*** RECORDS TO PROCESS

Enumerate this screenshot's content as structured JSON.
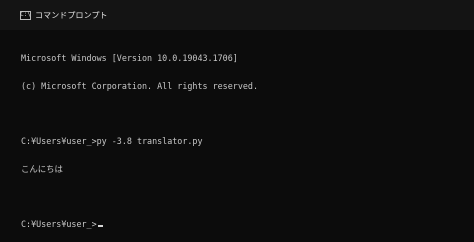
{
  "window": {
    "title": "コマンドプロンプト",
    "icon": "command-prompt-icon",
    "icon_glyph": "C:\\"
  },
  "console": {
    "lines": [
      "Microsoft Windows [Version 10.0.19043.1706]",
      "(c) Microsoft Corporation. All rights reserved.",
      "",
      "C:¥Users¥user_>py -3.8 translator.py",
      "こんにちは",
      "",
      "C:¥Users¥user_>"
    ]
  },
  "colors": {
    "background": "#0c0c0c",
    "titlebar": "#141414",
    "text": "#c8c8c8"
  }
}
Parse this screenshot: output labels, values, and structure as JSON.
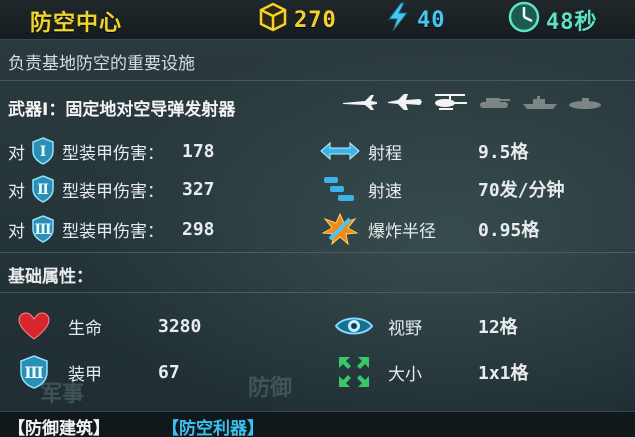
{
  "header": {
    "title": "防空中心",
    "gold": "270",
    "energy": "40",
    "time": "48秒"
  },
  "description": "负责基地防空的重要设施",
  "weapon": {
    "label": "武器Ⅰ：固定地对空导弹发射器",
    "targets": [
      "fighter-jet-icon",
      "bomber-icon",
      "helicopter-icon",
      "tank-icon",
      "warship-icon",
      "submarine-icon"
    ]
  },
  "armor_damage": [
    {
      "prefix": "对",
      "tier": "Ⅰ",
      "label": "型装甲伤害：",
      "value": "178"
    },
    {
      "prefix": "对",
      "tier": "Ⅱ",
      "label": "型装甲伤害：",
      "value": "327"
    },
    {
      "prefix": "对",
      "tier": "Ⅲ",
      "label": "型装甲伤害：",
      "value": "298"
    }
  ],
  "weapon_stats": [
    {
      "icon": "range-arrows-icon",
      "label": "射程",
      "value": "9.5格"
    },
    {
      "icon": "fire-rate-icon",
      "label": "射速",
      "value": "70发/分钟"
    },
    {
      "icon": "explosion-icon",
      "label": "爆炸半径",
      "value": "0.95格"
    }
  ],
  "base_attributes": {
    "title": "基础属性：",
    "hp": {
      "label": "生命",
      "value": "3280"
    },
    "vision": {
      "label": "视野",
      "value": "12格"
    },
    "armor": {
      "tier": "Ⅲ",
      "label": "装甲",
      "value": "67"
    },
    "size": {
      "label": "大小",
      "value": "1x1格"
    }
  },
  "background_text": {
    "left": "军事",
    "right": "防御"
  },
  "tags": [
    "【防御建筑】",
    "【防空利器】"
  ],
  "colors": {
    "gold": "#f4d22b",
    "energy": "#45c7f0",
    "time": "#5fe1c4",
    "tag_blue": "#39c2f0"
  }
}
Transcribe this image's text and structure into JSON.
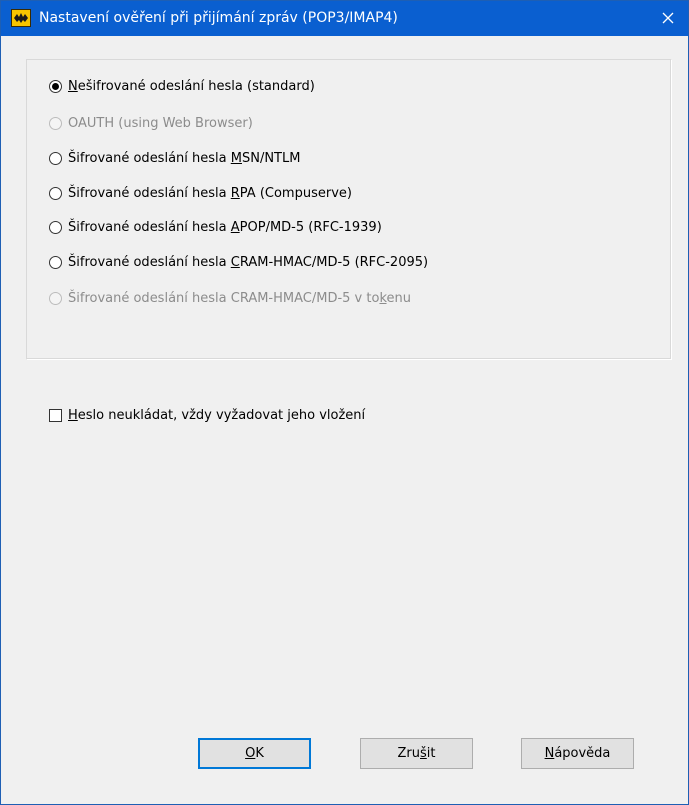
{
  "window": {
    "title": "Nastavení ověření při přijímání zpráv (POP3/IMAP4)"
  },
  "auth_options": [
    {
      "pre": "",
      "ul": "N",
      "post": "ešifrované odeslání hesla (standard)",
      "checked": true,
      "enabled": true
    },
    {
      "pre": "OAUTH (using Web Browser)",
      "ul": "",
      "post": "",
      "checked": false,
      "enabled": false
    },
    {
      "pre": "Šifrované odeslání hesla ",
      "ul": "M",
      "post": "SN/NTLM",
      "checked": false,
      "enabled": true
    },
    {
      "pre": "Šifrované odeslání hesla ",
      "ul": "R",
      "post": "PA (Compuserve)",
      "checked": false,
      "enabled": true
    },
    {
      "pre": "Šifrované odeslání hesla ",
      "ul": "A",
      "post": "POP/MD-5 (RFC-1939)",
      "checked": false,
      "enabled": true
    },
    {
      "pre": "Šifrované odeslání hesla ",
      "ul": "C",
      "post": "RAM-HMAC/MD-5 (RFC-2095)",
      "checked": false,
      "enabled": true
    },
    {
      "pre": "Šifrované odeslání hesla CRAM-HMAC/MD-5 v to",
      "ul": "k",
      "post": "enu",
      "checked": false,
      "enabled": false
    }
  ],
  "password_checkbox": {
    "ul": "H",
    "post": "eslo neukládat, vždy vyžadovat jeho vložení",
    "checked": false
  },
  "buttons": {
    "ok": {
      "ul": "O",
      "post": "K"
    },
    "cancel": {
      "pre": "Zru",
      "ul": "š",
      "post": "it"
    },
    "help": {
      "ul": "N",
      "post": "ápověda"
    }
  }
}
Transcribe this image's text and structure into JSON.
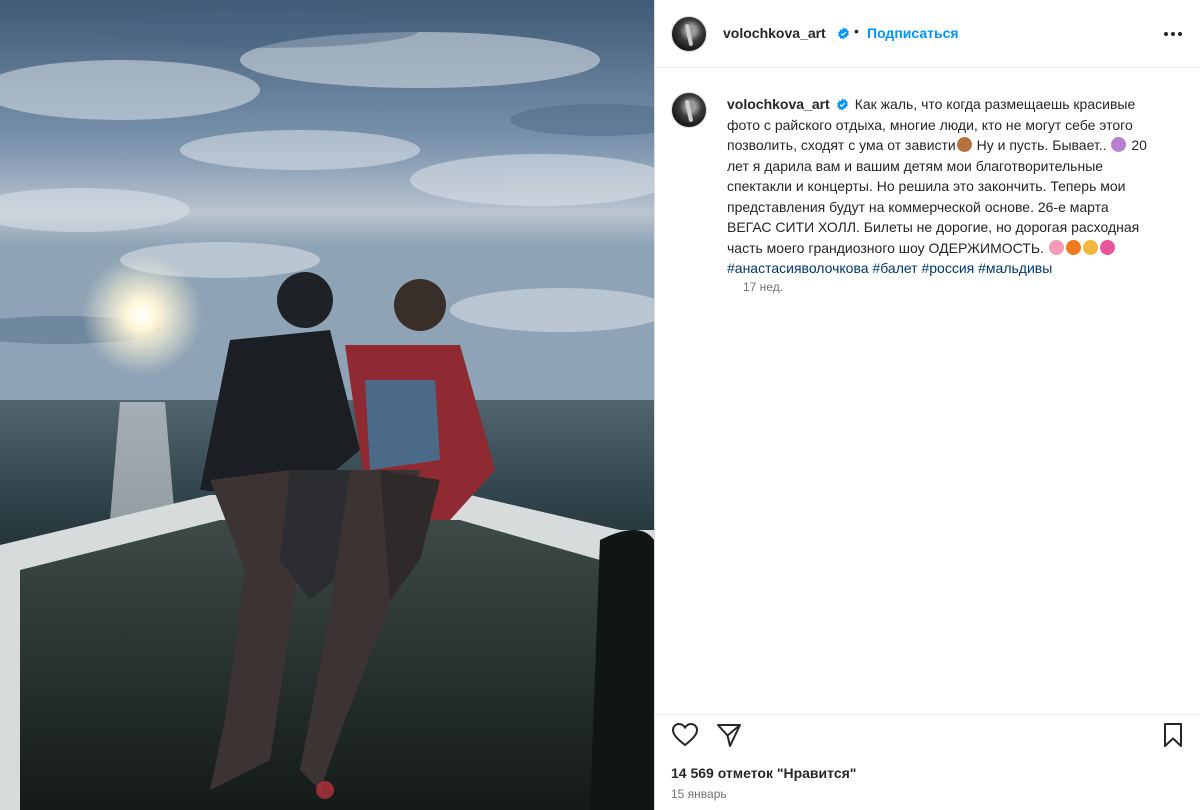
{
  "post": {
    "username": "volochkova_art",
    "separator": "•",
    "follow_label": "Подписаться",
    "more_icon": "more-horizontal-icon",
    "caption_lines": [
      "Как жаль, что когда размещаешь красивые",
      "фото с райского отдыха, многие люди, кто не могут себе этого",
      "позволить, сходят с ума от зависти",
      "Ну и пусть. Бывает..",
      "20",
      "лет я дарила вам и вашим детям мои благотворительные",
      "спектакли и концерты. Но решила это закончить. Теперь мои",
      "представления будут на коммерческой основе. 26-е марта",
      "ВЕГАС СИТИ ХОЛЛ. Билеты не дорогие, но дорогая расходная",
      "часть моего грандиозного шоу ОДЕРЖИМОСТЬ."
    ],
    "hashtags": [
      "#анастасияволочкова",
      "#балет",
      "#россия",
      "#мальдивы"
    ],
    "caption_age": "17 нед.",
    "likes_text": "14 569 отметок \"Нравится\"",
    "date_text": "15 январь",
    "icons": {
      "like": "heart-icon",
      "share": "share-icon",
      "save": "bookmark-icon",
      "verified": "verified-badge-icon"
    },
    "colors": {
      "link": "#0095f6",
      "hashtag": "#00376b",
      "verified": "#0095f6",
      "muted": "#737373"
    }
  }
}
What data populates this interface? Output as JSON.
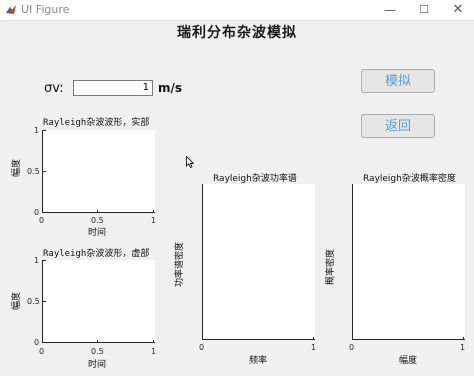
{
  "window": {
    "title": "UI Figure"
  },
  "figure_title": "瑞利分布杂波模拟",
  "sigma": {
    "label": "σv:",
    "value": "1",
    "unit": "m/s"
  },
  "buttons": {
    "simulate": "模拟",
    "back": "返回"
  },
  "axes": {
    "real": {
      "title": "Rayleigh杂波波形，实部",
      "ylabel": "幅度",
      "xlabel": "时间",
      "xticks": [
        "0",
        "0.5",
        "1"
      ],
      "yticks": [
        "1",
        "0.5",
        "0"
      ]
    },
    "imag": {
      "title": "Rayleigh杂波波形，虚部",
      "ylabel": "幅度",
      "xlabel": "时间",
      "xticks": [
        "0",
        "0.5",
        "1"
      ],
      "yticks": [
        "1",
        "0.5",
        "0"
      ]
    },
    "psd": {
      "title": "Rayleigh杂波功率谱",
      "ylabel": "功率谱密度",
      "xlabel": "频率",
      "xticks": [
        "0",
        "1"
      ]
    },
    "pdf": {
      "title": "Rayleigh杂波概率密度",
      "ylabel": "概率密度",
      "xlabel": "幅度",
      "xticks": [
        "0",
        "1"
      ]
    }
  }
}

******

Repeat the records above exactly, omitting every picture.

RESPONSE BELOW:
Enumerate this screenshot's content as structured JSON.
{
  "window": {
    "title": "コマンドプロンプト",
    "icon": "command-prompt-icon",
    "icon_glyph": "C:\\"
  },
  "console": {
    "lines": [
      "Microsoft Windows [Version 10.0.19043.1706]",
      "(c) Microsoft Corporation. All rights reserved.",
      "",
      "C:¥Users¥user_>py -3.8 translator.py",
      "こんにちは",
      "",
      "C:¥Users¥user_>"
    ]
  },
  "colors": {
    "background": "#0c0c0c",
    "titlebar": "#141414",
    "text": "#c8c8c8"
  }
}
Parse this screenshot: output labels, values, and structure as JSON.
{
  "header": {
    "title": "防空中心",
    "gold": "270",
    "energy": "40",
    "time": "48秒"
  },
  "description": "负责基地防空的重要设施",
  "weapon": {
    "label": "武器Ⅰ：固定地对空导弹发射器",
    "targets": [
      "fighter-jet-icon",
      "bomber-icon",
      "helicopter-icon",
      "tank-icon",
      "warship-icon",
      "submarine-icon"
    ]
  },
  "armor_damage": [
    {
      "prefix": "对",
      "tier": "Ⅰ",
      "label": "型装甲伤害：",
      "value": "178"
    },
    {
      "prefix": "对",
      "tier": "Ⅱ",
      "label": "型装甲伤害：",
      "value": "327"
    },
    {
      "prefix": "对",
      "tier": "Ⅲ",
      "label": "型装甲伤害：",
      "value": "298"
    }
  ],
  "weapon_stats": [
    {
      "icon": "range-arrows-icon",
      "label": "射程",
      "value": "9.5格"
    },
    {
      "icon": "fire-rate-icon",
      "label": "射速",
      "value": "70发/分钟"
    },
    {
      "icon": "explosion-icon",
      "label": "爆炸半径",
      "value": "0.95格"
    }
  ],
  "base_attributes": {
    "title": "基础属性：",
    "hp": {
      "label": "生命",
      "value": "3280"
    },
    "vision": {
      "label": "视野",
      "value": "12格"
    },
    "armor": {
      "tier": "Ⅲ",
      "label": "装甲",
      "value": "67"
    },
    "size": {
      "label": "大小",
      "value": "1x1格"
    }
  },
  "background_text": {
    "left": "军事",
    "right": "防御"
  },
  "tags": [
    "【防御建筑】",
    "【防空利器】"
  ],
  "colors": {
    "gold": "#f4d22b",
    "energy": "#45c7f0",
    "time": "#5fe1c4",
    "tag_blue": "#39c2f0"
  }
}
Transcribe this image's text and structure into JSON.
{
  "window": {
    "title": "Nastavení ověření při přijímání zpráv (POP3/IMAP4)"
  },
  "auth_options": [
    {
      "pre": "",
      "ul": "N",
      "post": "ešifrované odeslání hesla (standard)",
      "checked": true,
      "enabled": true
    },
    {
      "pre": "OAUTH (using Web Browser)",
      "ul": "",
      "post": "",
      "checked": false,
      "enabled": false
    },
    {
      "pre": "Šifrované odeslání hesla ",
      "ul": "M",
      "post": "SN/NTLM",
      "checked": false,
      "enabled": true
    },
    {
      "pre": "Šifrované odeslání hesla ",
      "ul": "R",
      "post": "PA (Compuserve)",
      "checked": false,
      "enabled": true
    },
    {
      "pre": "Šifrované odeslání hesla ",
      "ul": "A",
      "post": "POP/MD-5 (RFC-1939)",
      "checked": false,
      "enabled": true
    },
    {
      "pre": "Šifrované odeslání hesla ",
      "ul": "C",
      "post": "RAM-HMAC/MD-5 (RFC-2095)",
      "checked": false,
      "enabled": true
    },
    {
      "pre": "Šifrované odeslání hesla CRAM-HMAC/MD-5 v to",
      "ul": "k",
      "post": "enu",
      "checked": false,
      "enabled": false
    }
  ],
  "password_checkbox": {
    "ul": "H",
    "post": "eslo neukládat, vždy vyžadovat jeho vložení",
    "checked": false
  },
  "buttons": {
    "ok": {
      "ul": "O",
      "post": "K"
    },
    "cancel": {
      "pre": "Zru",
      "ul": "š",
      "post": "it"
    },
    "help": {
      "ul": "N",
      "post": "ápověda"
    }
  }
}
Transcribe this image's text and structure into JSON.
{
  "post": {
    "username": "volochkova_art",
    "separator": "•",
    "follow_label": "Подписаться",
    "more_icon": "more-horizontal-icon",
    "caption_lines": [
      "Как жаль, что когда размещаешь красивые",
      "фото с райского отдыха, многие люди, кто не могут себе этого",
      "позволить, сходят с ума от зависти",
      "Ну и пусть. Бывает..",
      "20",
      "лет я дарила вам и вашим детям мои благотворительные",
      "спектакли и концерты. Но решила это закончить. Теперь мои",
      "представления будут на коммерческой основе. 26-е марта",
      "ВЕГАС СИТИ ХОЛЛ. Билеты не дорогие, но дорогая расходная",
      "часть моего грандиозного шоу ОДЕРЖИМОСТЬ."
    ],
    "hashtags": [
      "#анастасияволочкова",
      "#балет",
      "#россия",
      "#мальдивы"
    ],
    "caption_age": "17 нед.",
    "likes_text": "14 569 отметок \"Нравится\"",
    "date_text": "15 январь",
    "icons": {
      "like": "heart-icon",
      "share": "share-icon",
      "save": "bookmark-icon",
      "verified": "verified-badge-icon"
    },
    "colors": {
      "link": "#0095f6",
      "hashtag": "#00376b",
      "verified": "#0095f6",
      "muted": "#737373"
    }
  }
}
What data populates this interface? Output as JSON.
{
  "window": {
    "title": "UI Figure"
  },
  "figure_title": "瑞利分布杂波模拟",
  "sigma": {
    "label": "σv:",
    "value": "1",
    "unit": "m/s"
  },
  "buttons": {
    "simulate": "模拟",
    "back": "返回"
  },
  "axes": {
    "real": {
      "title": "Rayleigh杂波波形，实部",
      "ylabel": "幅度",
      "xlabel": "时间",
      "xticks": [
        "0",
        "0.5",
        "1"
      ],
      "yticks": [
        "1",
        "0.5",
        "0"
      ]
    },
    "imag": {
      "title": "Rayleigh杂波波形，虚部",
      "ylabel": "幅度",
      "xlabel": "时间",
      "xticks": [
        "0",
        "0.5",
        "1"
      ],
      "yticks": [
        "1",
        "0.5",
        "0"
      ]
    },
    "psd": {
      "title": "Rayleigh杂波功率谱",
      "ylabel": "功率谱密度",
      "xlabel": "频率",
      "xticks": [
        "0",
        "1"
      ]
    },
    "pdf": {
      "title": "Rayleigh杂波概率密度",
      "ylabel": "概率密度",
      "xlabel": "幅度",
      "xticks": [
        "0",
        "1"
      ]
    }
  }
}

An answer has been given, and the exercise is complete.